Dataset records
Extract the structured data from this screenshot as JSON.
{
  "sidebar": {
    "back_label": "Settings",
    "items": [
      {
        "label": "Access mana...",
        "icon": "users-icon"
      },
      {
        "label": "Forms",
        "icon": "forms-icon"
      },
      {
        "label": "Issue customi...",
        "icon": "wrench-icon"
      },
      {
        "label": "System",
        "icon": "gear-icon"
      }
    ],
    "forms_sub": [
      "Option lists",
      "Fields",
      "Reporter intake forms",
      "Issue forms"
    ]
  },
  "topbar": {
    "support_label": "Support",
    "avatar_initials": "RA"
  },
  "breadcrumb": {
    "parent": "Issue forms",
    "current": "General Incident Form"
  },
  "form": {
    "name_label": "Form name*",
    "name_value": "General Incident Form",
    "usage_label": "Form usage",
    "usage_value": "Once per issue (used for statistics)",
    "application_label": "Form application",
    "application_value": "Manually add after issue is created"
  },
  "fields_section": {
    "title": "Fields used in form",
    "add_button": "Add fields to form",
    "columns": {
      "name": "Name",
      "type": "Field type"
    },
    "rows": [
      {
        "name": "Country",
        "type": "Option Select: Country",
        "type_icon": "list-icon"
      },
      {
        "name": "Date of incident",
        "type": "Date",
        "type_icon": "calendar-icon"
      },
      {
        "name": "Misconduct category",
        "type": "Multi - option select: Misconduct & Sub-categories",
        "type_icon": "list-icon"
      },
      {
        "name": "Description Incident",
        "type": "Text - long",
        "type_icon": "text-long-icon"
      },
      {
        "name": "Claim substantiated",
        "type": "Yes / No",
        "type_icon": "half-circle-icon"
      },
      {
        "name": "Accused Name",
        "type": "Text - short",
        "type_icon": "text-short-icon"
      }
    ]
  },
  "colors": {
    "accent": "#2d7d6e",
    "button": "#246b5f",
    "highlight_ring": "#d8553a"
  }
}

◆ Written task ◆
All of the lines above need to be given again exactly.

◆ Final result ◆
Extract the structured data from this screenshot as JSON.
{
  "sidebar": {
    "back_label": "Settings",
    "items": [
      {
        "label": "Access mana...",
        "icon": "users-icon"
      },
      {
        "label": "Forms",
        "icon": "forms-icon"
      },
      {
        "label": "Issue customi...",
        "icon": "wrench-icon"
      },
      {
        "label": "System",
        "icon": "gear-icon"
      }
    ],
    "forms_sub": [
      "Option lists",
      "Fields",
      "Reporter intake forms",
      "Issue forms"
    ]
  },
  "topbar": {
    "support_label": "Support",
    "avatar_initials": "RA"
  },
  "breadcrumb": {
    "parent": "Issue forms",
    "current": "General Incident Form"
  },
  "form": {
    "name_label": "Form name*",
    "name_value": "General Incident Form",
    "usage_label": "Form usage",
    "usage_value": "Once per issue (used for statistics)",
    "application_label": "Form application",
    "application_value": "Manually add after issue is created"
  },
  "fields_section": {
    "title": "Fields used in form",
    "add_button": "Add fields to form",
    "columns": {
      "name": "Name",
      "type": "Field type"
    },
    "rows": [
      {
        "name": "Country",
        "type": "Option Select: Country",
        "type_icon": "list-icon"
      },
      {
        "name": "Date of incident",
        "type": "Date",
        "type_icon": "calendar-icon"
      },
      {
        "name": "Misconduct category",
        "type": "Multi - option select: Misconduct & Sub-categories",
        "type_icon": "list-icon"
      },
      {
        "name": "Description Incident",
        "type": "Text - long",
        "type_icon": "text-long-icon"
      },
      {
        "name": "Claim substantiated",
        "type": "Yes / No",
        "type_icon": "half-circle-icon"
      },
      {
        "name": "Accused Name",
        "type": "Text - short",
        "type_icon": "text-short-icon"
      }
    ]
  },
  "colors": {
    "accent": "#2d7d6e",
    "button": "#246b5f",
    "highlight_ring": "#d8553a"
  }
}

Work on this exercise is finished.